§ Stated problem:
The entries below are to be written out again without alteration.
☆ ☆ ☆ ☆
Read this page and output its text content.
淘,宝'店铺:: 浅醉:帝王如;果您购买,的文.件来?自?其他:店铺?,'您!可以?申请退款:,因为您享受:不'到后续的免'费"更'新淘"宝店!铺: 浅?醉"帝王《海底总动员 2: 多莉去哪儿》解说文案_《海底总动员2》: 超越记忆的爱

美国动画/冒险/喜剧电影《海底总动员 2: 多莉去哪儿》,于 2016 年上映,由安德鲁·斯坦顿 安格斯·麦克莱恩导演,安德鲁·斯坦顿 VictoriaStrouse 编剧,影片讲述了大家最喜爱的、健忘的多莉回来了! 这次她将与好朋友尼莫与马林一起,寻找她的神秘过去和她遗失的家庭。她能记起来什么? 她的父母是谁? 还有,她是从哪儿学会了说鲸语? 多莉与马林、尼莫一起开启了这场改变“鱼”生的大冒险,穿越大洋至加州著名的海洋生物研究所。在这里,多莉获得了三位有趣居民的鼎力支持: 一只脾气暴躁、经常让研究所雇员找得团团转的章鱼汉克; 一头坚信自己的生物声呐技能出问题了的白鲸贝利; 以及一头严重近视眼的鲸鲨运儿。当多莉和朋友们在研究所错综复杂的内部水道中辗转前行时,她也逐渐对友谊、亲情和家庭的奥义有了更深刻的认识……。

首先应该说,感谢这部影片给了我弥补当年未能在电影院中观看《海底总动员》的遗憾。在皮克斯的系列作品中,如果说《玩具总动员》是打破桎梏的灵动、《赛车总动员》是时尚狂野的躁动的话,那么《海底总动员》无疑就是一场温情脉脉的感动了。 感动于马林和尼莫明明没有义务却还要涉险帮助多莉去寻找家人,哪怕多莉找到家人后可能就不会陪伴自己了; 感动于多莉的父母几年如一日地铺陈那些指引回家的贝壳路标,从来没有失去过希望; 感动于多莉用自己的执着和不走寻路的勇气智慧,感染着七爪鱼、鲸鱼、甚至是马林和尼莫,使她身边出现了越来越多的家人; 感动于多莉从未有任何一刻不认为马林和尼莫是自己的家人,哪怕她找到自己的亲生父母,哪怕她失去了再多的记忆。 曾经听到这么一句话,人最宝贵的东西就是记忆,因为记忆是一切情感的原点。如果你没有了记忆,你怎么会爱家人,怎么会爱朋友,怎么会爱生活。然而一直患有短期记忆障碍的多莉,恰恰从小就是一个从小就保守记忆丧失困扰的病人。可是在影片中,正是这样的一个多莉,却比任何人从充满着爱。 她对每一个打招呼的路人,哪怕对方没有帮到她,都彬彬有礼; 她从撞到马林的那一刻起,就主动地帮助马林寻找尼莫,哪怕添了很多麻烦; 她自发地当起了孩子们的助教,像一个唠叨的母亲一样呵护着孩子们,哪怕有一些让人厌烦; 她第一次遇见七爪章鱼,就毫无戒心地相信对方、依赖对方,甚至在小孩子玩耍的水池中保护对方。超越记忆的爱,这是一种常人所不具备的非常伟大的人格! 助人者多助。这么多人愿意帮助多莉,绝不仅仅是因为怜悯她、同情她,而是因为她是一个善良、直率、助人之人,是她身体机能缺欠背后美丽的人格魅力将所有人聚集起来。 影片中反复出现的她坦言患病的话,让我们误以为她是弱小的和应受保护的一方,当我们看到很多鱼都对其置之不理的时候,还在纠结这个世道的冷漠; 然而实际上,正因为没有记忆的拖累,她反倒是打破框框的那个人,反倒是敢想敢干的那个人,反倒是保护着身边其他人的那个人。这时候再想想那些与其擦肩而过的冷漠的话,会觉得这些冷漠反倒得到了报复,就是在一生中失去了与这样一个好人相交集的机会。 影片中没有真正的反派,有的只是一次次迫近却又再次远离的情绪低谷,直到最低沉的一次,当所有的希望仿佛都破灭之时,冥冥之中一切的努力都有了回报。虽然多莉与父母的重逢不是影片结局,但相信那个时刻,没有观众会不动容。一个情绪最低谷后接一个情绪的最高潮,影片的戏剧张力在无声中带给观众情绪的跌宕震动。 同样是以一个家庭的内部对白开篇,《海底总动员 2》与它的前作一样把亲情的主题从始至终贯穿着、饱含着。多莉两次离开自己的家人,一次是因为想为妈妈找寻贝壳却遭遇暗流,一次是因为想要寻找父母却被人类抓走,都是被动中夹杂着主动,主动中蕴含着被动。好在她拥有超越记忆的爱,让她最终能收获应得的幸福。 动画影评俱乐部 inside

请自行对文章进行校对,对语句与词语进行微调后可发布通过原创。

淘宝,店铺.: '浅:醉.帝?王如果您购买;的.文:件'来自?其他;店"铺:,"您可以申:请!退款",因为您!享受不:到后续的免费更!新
☆ ☆ ☆ ☆
§ Exercise solution:
Read this page and output its text content.
淘,宝'店铺:: 浅醉:帝王如;果您购买,的文.件来?自?其他:店铺?,'您!可以?申请退款:,因为您享受:不'到后续的免'费"更'新淘"宝店!铺: 浅?醉"帝王《海底总动员 2: 多莉去哪儿》解说文案_《海底总动员2》: 超越记忆的爱

美国动画/冒险/喜剧电影《海底总动员 2: 多莉去哪儿》,于 2016 年上映,由安德鲁·斯坦顿 安格斯·麦克莱恩导演,安德鲁·斯坦顿 VictoriaStrouse 编剧,影片讲述了大家最喜爱的、健忘的多莉回来了! 这次她将与好朋友尼莫与马林一起,寻找她的神秘过去和她遗失的家庭。她能记起来什么? 她的父母是谁? 还有,她是从哪儿学会了说鲸语? 多莉与马林、尼莫一起开启了这场改变“鱼”生的大冒险,穿越大洋至加州著名的海洋生物研究所。在这里,多莉获得了三位有趣居民的鼎力支持: 一只脾气暴躁、经常让研究所雇员找得团团转的章鱼汉克; 一头坚信自己的生物声呐技能出问题了的白鲸贝利; 以及一头严重近视眼的鲸鲨运儿。当多莉和朋友们在研究所错综复杂的内部水道中辗转前行时,她也逐渐对友谊、亲情和家庭的奥义有了更深刻的认识……。

首先应该说,感谢这部影片给了我弥补当年未能在电影院中观看《海底总动员》的遗憾。在皮克斯的系列作品中,如果说《玩具总动员》是打破桎梏的灵动、《赛车总动员》是时尚狂野的躁动的话,那么《海底总动员》无疑就是一场温情脉脉的感动了。 感动于马林和尼莫明明没有义务却还要涉险帮助多莉去寻找家人,哪怕多莉找到家人后可能就不会陪伴自己了; 感动于多莉的父母几年如一日地铺陈那些指引回家的贝壳路标,从来没有失去过希望; 感动于多莉用自己的执着和不走寻路的勇气智慧,感染着七爪鱼、鲸鱼、甚至是马林和尼莫,使她身边出现了越来越多的家人; 感动于多莉从未有任何一刻不认为马林和尼莫是自己的家人,哪怕她找到自己的亲生父母,哪怕她失去了再多的记忆。 曾经听到这么一句话,人最宝贵的东西就是记忆,因为记忆是一切情感的原点。如果你没有了记忆,你怎么会爱家人,怎么会爱朋友,怎么会爱生活。然而一直患有短期记忆障碍的多莉,恰恰从小就是一个从小就保守记忆丧失困扰的病人。可是在影片中,正是这样的一个多莉,却比任何人从充满着爱。 她对每一个打招呼的路人,哪怕对方没有帮到她,都彬彬有礼; 她从撞到马林的那一刻起,就主动地帮助马林寻找尼莫,哪怕添了很多麻烦; 她自发地当起了孩子们的助教,像一个唠叨的母亲一样呵护着孩子们,哪怕有一些让人厌烦; 她第一次遇见七爪章鱼,就毫无戒心地相信对方、依赖对方,甚至在小孩子玩耍的水池中保护对方。超越记忆的爱,这是一种常人所不具备的非常伟大的人格! 助人者多助。这么多人愿意帮助多莉,绝不仅仅是因为怜悯她、同情她,而是因为她是一个善良、直率、助人之人,是她身体机能缺欠背后美丽的人格魅力将所有人聚集起来。 影片中反复出现的她坦言患病的话,让我们误以为她是弱小的和应受保护的一方,当我们看到很多鱼都对其置之不理的时候,还在纠结这个世道的冷漠; 然而实际上,正因为没有记忆的拖累,她反倒是打破框框的那个人,反倒是敢想敢干的那个人,反倒是保护着身边其他人的那个人。这时候再想想那些与其擦肩而过的冷漠的话,会觉得这些冷漠反倒得到了报复,就是在一生中失去了与这样一个好人相交集的机会。 影片中没有真正的反派,有的只是一次次迫近却又再次远离的情绪低谷,直到最低沉的一次,当所有的希望仿佛都破灭之时,冥冥之中一切的努力都有了回报。虽然多莉与父母的重逢不是影片结局,但相信那个时刻,没有观众会不动容。一个情绪最低谷后接一个情绪的最高潮,影片的戏剧张力在无声中带给观众情绪的跌宕震动。 同样是以一个家庭的内部对白开篇,《海底总动员 2》与它的前作一样把亲情的主题从始至终贯穿着、饱含着。多莉两次离开自己的家人,一次是因为想为妈妈找寻贝壳却遭遇暗流,一次是因为想要寻找父母却被人类抓走,都是被动中夹杂着主动,主动中蕴含着被动。好在她拥有超越记忆的爱,让她最终能收获应得的幸福。 动画影评俱乐部 inside

请自行对文章进行校对,对语句与词语进行微调后可发布通过原创。

淘宝,店铺.: '浅:醉.帝?王如果您购买;的.文:件'来自?其他;店"铺:,"您可以申:请!退款",因为您!享受不:到后续的免费更!新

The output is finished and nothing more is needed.